→ Task requirements
Retype, without changes, every line from the line that contains "What text is on this page?" through the final line of the records. Exclude pictures.

Recorded data:
—————
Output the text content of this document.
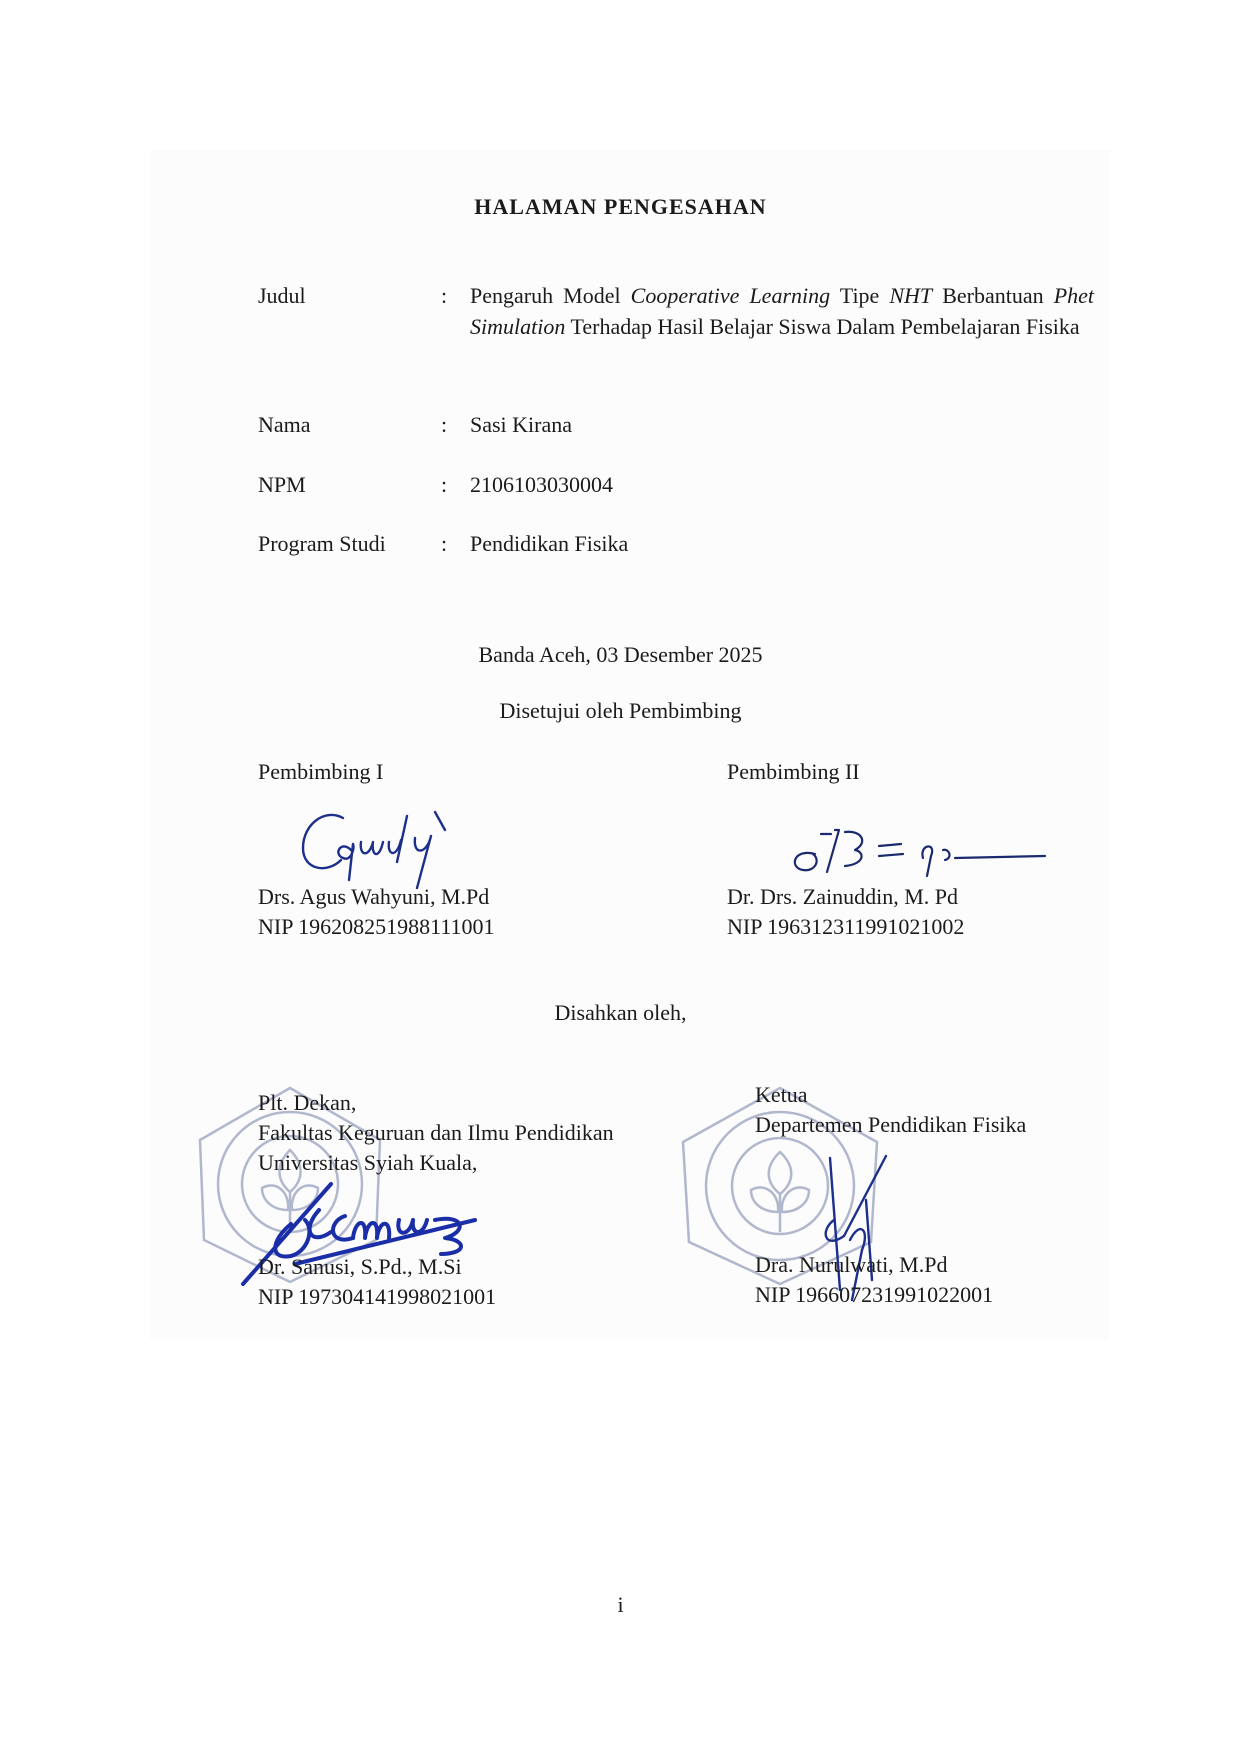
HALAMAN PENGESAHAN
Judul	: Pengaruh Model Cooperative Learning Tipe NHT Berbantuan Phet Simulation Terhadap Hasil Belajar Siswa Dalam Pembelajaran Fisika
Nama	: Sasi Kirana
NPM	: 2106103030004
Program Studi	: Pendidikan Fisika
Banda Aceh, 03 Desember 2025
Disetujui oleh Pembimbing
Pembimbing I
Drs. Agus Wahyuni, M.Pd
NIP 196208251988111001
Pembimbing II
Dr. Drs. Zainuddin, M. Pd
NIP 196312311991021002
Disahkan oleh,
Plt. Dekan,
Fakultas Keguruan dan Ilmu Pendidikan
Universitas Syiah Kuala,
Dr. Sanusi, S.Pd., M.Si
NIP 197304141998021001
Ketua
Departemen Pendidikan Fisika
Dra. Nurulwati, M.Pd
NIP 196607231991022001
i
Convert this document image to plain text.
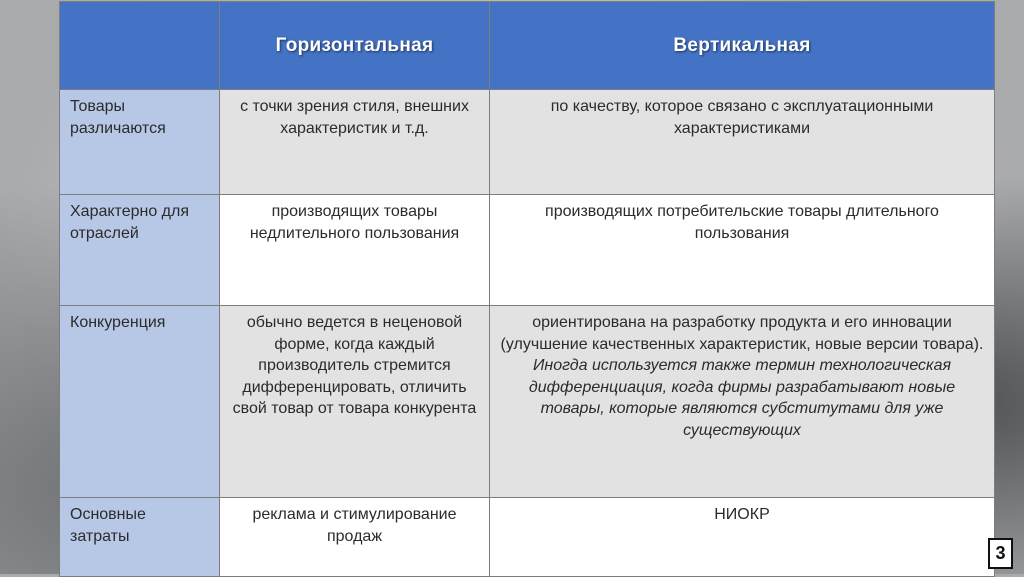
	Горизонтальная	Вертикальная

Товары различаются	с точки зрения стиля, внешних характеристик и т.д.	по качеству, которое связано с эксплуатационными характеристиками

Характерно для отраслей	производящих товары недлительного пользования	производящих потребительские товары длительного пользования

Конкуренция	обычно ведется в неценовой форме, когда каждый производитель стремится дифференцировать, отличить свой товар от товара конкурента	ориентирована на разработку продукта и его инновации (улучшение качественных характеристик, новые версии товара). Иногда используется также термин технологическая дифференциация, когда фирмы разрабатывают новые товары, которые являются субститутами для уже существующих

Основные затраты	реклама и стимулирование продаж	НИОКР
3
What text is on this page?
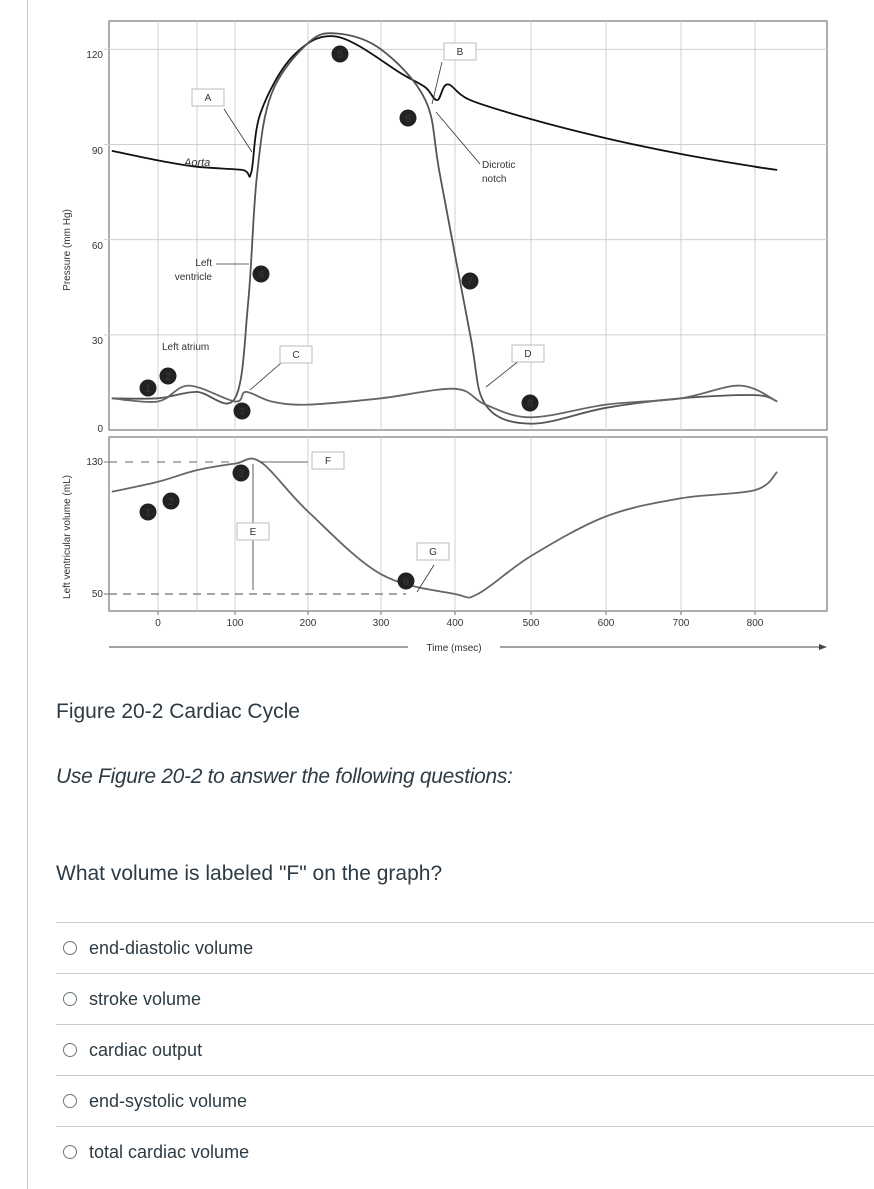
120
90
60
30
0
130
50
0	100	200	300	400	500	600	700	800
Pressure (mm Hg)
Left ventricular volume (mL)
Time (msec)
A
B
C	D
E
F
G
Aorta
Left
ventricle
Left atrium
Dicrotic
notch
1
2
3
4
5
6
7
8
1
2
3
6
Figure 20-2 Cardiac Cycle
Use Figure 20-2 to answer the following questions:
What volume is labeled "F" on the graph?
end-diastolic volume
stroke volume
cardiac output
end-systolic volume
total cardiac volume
—————
→ Final result
What text is on this page?
120
90
60
30
0
130
50
0	100	200	300	400	500	600	700	800
Pressure (mm Hg)
Left ventricular volume (mL)
Time (msec)
A
B
C	D
E
F
G
Aorta
Left
ventricle
Left atrium
Dicrotic
notch
1
2
3
4
5
6
7
8
1
2
3
6
Figure 20-2 Cardiac Cycle
Use Figure 20-2 to answer the following questions:
What volume is labeled "F" on the graph?
end-diastolic volume
stroke volume
cardiac output
end-systolic volume
total cardiac volume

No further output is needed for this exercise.